**DIRECTIONS FOR THIS TASK:** Print the listing as it stands, omitting all images.

**WORKING DATA:**
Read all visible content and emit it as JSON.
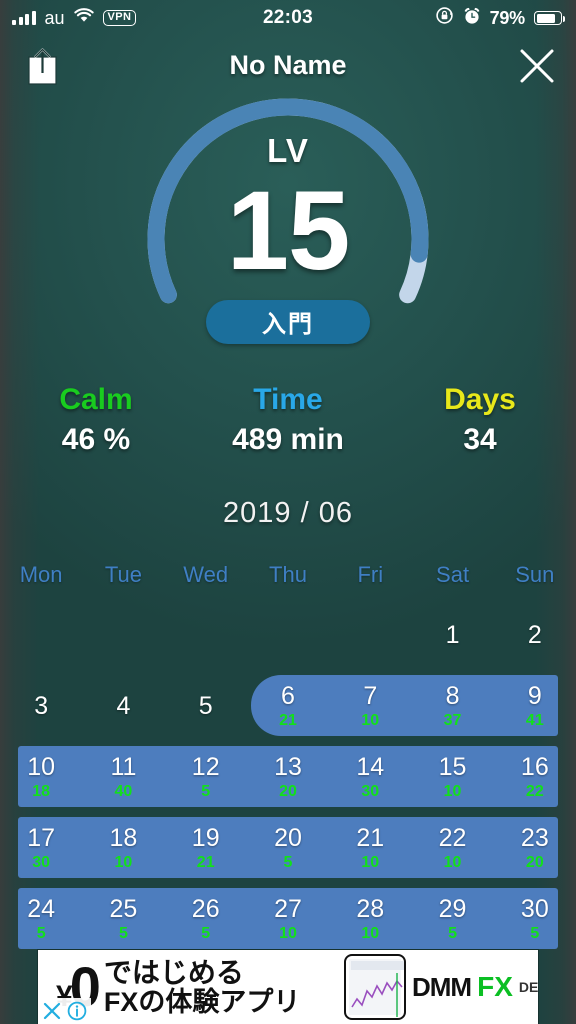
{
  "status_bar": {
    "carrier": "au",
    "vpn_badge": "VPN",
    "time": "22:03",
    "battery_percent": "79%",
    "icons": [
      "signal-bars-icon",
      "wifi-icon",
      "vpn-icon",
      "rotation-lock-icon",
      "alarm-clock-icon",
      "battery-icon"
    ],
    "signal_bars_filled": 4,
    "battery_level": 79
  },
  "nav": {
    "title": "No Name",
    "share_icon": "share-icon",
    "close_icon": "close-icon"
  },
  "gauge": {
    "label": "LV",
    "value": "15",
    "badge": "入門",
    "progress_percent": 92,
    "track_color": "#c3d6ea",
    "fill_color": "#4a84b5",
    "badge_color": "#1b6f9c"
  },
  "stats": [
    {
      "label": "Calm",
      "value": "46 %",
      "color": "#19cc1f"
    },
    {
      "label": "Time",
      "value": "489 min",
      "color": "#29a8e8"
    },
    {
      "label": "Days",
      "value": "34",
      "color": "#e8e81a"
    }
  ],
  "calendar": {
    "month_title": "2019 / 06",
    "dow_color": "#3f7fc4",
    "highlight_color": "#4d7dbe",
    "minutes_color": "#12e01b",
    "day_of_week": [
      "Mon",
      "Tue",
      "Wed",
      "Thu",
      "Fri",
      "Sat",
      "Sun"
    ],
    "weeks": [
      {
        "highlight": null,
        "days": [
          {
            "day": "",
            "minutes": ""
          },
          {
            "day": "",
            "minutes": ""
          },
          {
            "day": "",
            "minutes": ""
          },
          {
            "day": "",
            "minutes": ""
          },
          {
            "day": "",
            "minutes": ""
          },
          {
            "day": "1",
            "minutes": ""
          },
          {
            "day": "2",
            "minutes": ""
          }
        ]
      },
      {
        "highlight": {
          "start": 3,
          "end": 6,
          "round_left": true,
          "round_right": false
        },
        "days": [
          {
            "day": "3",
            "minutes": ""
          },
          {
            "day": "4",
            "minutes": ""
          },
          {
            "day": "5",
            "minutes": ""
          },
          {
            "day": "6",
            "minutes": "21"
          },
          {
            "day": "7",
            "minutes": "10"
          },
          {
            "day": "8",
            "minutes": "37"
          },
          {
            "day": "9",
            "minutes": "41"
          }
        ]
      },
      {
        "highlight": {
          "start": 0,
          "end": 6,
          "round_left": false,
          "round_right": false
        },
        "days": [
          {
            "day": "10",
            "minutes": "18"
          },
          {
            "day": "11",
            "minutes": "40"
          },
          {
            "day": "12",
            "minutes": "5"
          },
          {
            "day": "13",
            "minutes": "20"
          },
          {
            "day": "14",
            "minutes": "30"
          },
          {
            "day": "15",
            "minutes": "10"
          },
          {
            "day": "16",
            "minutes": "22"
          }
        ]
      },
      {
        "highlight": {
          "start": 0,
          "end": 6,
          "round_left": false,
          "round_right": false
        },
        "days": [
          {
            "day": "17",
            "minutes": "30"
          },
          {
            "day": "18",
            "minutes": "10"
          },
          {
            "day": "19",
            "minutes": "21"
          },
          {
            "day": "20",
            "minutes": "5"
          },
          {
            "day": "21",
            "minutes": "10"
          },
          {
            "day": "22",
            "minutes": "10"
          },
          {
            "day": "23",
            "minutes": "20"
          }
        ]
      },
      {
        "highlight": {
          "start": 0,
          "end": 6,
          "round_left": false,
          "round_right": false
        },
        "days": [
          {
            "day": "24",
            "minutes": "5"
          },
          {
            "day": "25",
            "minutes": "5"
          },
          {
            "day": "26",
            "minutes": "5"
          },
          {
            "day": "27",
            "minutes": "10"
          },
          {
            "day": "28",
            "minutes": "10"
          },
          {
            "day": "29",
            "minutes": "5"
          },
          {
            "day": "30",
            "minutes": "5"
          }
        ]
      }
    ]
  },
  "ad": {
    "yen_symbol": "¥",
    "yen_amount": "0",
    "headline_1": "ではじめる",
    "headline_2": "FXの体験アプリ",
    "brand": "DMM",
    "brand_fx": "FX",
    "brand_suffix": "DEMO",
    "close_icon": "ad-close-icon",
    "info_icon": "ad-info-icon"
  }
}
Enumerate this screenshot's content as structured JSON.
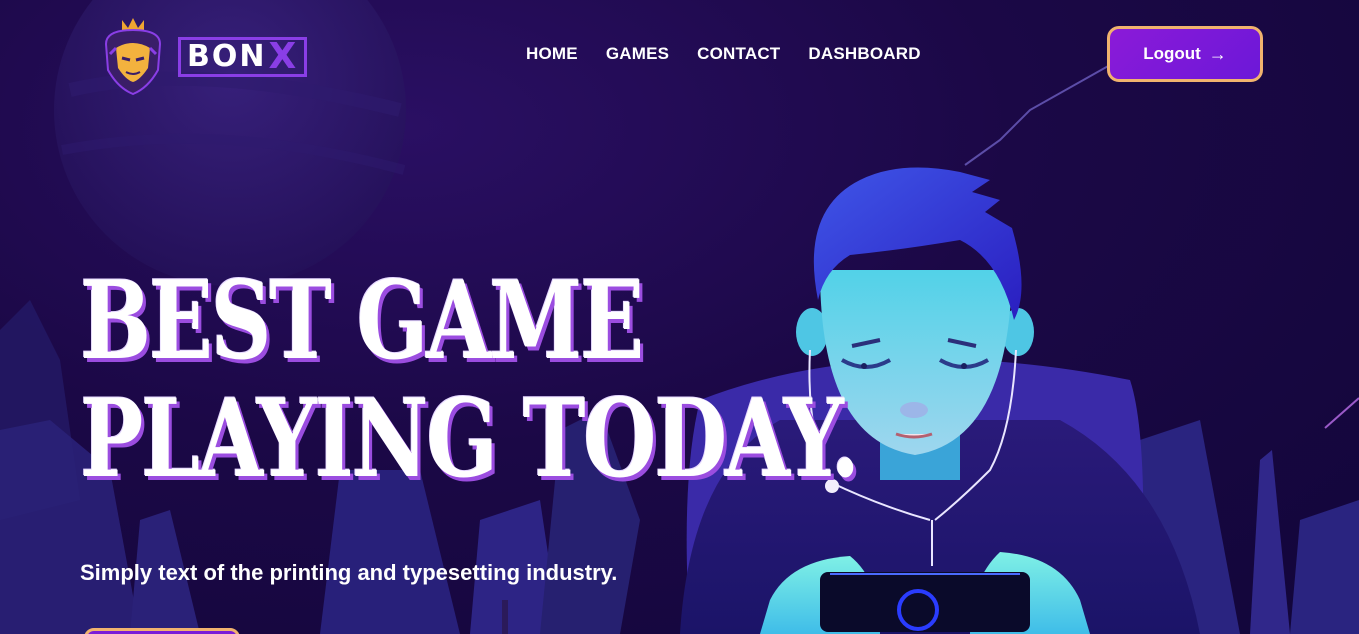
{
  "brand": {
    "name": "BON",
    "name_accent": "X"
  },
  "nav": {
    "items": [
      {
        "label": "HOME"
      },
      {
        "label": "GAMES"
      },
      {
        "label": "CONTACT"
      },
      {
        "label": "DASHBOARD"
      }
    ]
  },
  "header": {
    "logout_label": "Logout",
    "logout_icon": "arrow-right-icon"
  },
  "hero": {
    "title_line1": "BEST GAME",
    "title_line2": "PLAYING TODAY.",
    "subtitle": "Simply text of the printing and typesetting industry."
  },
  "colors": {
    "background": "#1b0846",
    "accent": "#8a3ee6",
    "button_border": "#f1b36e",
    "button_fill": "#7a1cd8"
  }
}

**TASK RESPONSE:**
Read all visible content and emit it as JSON.
{
  "status_bar": {
    "carrier": "au",
    "vpn_badge": "VPN",
    "time": "22:03",
    "battery_percent": "79%",
    "icons": [
      "signal-bars-icon",
      "wifi-icon",
      "vpn-icon",
      "rotation-lock-icon",
      "alarm-clock-icon",
      "battery-icon"
    ],
    "signal_bars_filled": 4,
    "battery_level": 79
  },
  "nav": {
    "title": "No Name",
    "share_icon": "share-icon",
    "close_icon": "close-icon"
  },
  "gauge": {
    "label": "LV",
    "value": "15",
    "badge": "入門",
    "progress_percent": 92,
    "track_color": "#c3d6ea",
    "fill_color": "#4a84b5",
    "badge_color": "#1b6f9c"
  },
  "stats": [
    {
      "label": "Calm",
      "value": "46 %",
      "color": "#19cc1f"
    },
    {
      "label": "Time",
      "value": "489 min",
      "color": "#29a8e8"
    },
    {
      "label": "Days",
      "value": "34",
      "color": "#e8e81a"
    }
  ],
  "calendar": {
    "month_title": "2019 / 06",
    "dow_color": "#3f7fc4",
    "highlight_color": "#4d7dbe",
    "minutes_color": "#12e01b",
    "day_of_week": [
      "Mon",
      "Tue",
      "Wed",
      "Thu",
      "Fri",
      "Sat",
      "Sun"
    ],
    "weeks": [
      {
        "highlight": null,
        "days": [
          {
            "day": "",
            "minutes": ""
          },
          {
            "day": "",
            "minutes": ""
          },
          {
            "day": "",
            "minutes": ""
          },
          {
            "day": "",
            "minutes": ""
          },
          {
            "day": "",
            "minutes": ""
          },
          {
            "day": "1",
            "minutes": ""
          },
          {
            "day": "2",
            "minutes": ""
          }
        ]
      },
      {
        "highlight": {
          "start": 3,
          "end": 6,
          "round_left": true,
          "round_right": false
        },
        "days": [
          {
            "day": "3",
            "minutes": ""
          },
          {
            "day": "4",
            "minutes": ""
          },
          {
            "day": "5",
            "minutes": ""
          },
          {
            "day": "6",
            "minutes": "21"
          },
          {
            "day": "7",
            "minutes": "10"
          },
          {
            "day": "8",
            "minutes": "37"
          },
          {
            "day": "9",
            "minutes": "41"
          }
        ]
      },
      {
        "highlight": {
          "start": 0,
          "end": 6,
          "round_left": false,
          "round_right": false
        },
        "days": [
          {
            "day": "10",
            "minutes": "18"
          },
          {
            "day": "11",
            "minutes": "40"
          },
          {
            "day": "12",
            "minutes": "5"
          },
          {
            "day": "13",
            "minutes": "20"
          },
          {
            "day": "14",
            "minutes": "30"
          },
          {
            "day": "15",
            "minutes": "10"
          },
          {
            "day": "16",
            "minutes": "22"
          }
        ]
      },
      {
        "highlight": {
          "start": 0,
          "end": 6,
          "round_left": false,
          "round_right": false
        },
        "days": [
          {
            "day": "17",
            "minutes": "30"
          },
          {
            "day": "18",
            "minutes": "10"
          },
          {
            "day": "19",
            "minutes": "21"
          },
          {
            "day": "20",
            "minutes": "5"
          },
          {
            "day": "21",
            "minutes": "10"
          },
          {
            "day": "22",
            "minutes": "10"
          },
          {
            "day": "23",
            "minutes": "20"
          }
        ]
      },
      {
        "highlight": {
          "start": 0,
          "end": 6,
          "round_left": false,
          "round_right": false
        },
        "days": [
          {
            "day": "24",
            "minutes": "5"
          },
          {
            "day": "25",
            "minutes": "5"
          },
          {
            "day": "26",
            "minutes": "5"
          },
          {
            "day": "27",
            "minutes": "10"
          },
          {
            "day": "28",
            "minutes": "10"
          },
          {
            "day": "29",
            "minutes": "5"
          },
          {
            "day": "30",
            "minutes": "5"
          }
        ]
      }
    ]
  },
  "ad": {
    "yen_symbol": "¥",
    "yen_amount": "0",
    "headline_1": "ではじめる",
    "headline_2": "FXの体験アプリ",
    "brand": "DMM",
    "brand_fx": "FX",
    "brand_suffix": "DEMO",
    "close_icon": "ad-close-icon",
    "info_icon": "ad-info-icon"
  }
}
Enumerate this screenshot's content as structured JSON.
{
  "brand": {
    "name": "BON",
    "name_accent": "X"
  },
  "nav": {
    "items": [
      {
        "label": "HOME"
      },
      {
        "label": "GAMES"
      },
      {
        "label": "CONTACT"
      },
      {
        "label": "DASHBOARD"
      }
    ]
  },
  "header": {
    "logout_label": "Logout",
    "logout_icon": "arrow-right-icon"
  },
  "hero": {
    "title_line1": "BEST GAME",
    "title_line2": "PLAYING TODAY.",
    "subtitle": "Simply text of the printing and typesetting industry."
  },
  "colors": {
    "background": "#1b0846",
    "accent": "#8a3ee6",
    "button_border": "#f1b36e",
    "button_fill": "#7a1cd8"
  }
}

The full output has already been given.